**Prompt:** Repeat the records in full and exactly, omitting pictures.

**Chart and figure data:**
※

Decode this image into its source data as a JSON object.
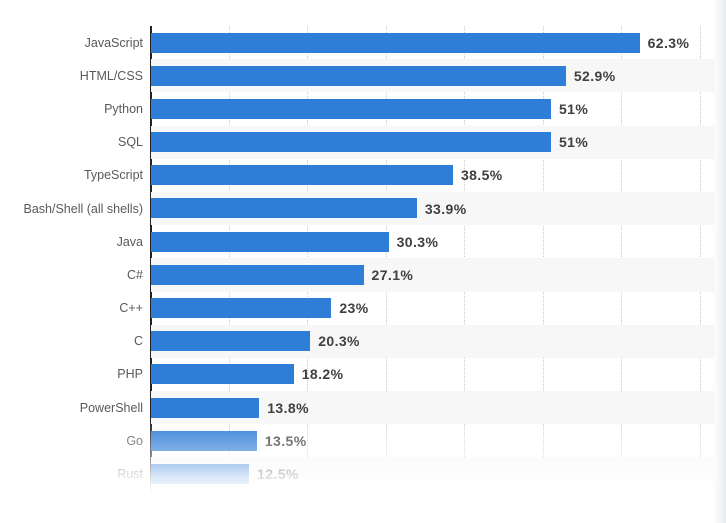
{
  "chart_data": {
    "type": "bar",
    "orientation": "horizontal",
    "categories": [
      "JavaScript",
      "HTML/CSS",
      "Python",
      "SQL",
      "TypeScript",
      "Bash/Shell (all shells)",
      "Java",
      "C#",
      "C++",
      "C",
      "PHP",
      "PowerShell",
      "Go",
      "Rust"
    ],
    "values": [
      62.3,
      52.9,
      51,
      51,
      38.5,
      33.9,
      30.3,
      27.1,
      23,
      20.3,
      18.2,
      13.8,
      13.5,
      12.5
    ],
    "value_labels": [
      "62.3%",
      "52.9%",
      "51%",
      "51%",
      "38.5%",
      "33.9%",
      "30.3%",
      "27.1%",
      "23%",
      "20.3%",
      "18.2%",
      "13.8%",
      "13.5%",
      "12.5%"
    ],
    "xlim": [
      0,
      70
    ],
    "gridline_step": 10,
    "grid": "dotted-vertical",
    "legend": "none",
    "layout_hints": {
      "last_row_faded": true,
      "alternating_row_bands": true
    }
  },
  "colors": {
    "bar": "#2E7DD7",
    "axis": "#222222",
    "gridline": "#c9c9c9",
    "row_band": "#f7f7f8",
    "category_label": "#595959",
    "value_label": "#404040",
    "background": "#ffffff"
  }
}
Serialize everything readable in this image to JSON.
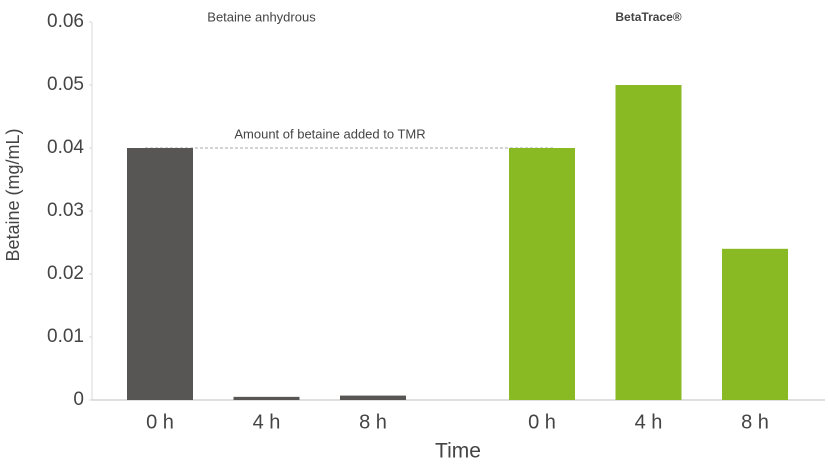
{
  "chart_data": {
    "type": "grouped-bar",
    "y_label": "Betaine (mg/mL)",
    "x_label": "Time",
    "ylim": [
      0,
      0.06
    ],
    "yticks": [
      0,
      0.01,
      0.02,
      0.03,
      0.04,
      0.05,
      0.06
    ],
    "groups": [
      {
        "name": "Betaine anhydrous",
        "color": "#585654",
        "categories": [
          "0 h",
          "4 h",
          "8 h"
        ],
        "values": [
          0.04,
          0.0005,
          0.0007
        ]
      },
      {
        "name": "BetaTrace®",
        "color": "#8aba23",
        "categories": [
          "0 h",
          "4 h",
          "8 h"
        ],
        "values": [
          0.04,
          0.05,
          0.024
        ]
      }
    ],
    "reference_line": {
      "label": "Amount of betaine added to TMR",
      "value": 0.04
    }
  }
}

※

**Solution to the problem:**
Decode this image into its source data as a JSON object.
{
  "chart_data": {
    "type": "bar",
    "orientation": "horizontal",
    "categories": [
      "JavaScript",
      "HTML/CSS",
      "Python",
      "SQL",
      "TypeScript",
      "Bash/Shell (all shells)",
      "Java",
      "C#",
      "C++",
      "C",
      "PHP",
      "PowerShell",
      "Go",
      "Rust"
    ],
    "values": [
      62.3,
      52.9,
      51,
      51,
      38.5,
      33.9,
      30.3,
      27.1,
      23,
      20.3,
      18.2,
      13.8,
      13.5,
      12.5
    ],
    "value_labels": [
      "62.3%",
      "52.9%",
      "51%",
      "51%",
      "38.5%",
      "33.9%",
      "30.3%",
      "27.1%",
      "23%",
      "20.3%",
      "18.2%",
      "13.8%",
      "13.5%",
      "12.5%"
    ],
    "xlim": [
      0,
      70
    ],
    "gridline_step": 10,
    "grid": "dotted-vertical",
    "legend": "none",
    "layout_hints": {
      "last_row_faded": true,
      "alternating_row_bands": true
    }
  },
  "colors": {
    "bar": "#2E7DD7",
    "axis": "#222222",
    "gridline": "#c9c9c9",
    "row_band": "#f7f7f8",
    "category_label": "#595959",
    "value_label": "#404040",
    "background": "#ffffff"
  }
}
Serialize everything readable in this image to JSON.
{
  "chart_data": {
    "type": "grouped-bar",
    "y_label": "Betaine (mg/mL)",
    "x_label": "Time",
    "ylim": [
      0,
      0.06
    ],
    "yticks": [
      0,
      0.01,
      0.02,
      0.03,
      0.04,
      0.05,
      0.06
    ],
    "groups": [
      {
        "name": "Betaine anhydrous",
        "color": "#585654",
        "categories": [
          "0 h",
          "4 h",
          "8 h"
        ],
        "values": [
          0.04,
          0.0005,
          0.0007
        ]
      },
      {
        "name": "BetaTrace®",
        "color": "#8aba23",
        "categories": [
          "0 h",
          "4 h",
          "8 h"
        ],
        "values": [
          0.04,
          0.05,
          0.024
        ]
      }
    ],
    "reference_line": {
      "label": "Amount of betaine added to TMR",
      "value": 0.04
    }
  }
}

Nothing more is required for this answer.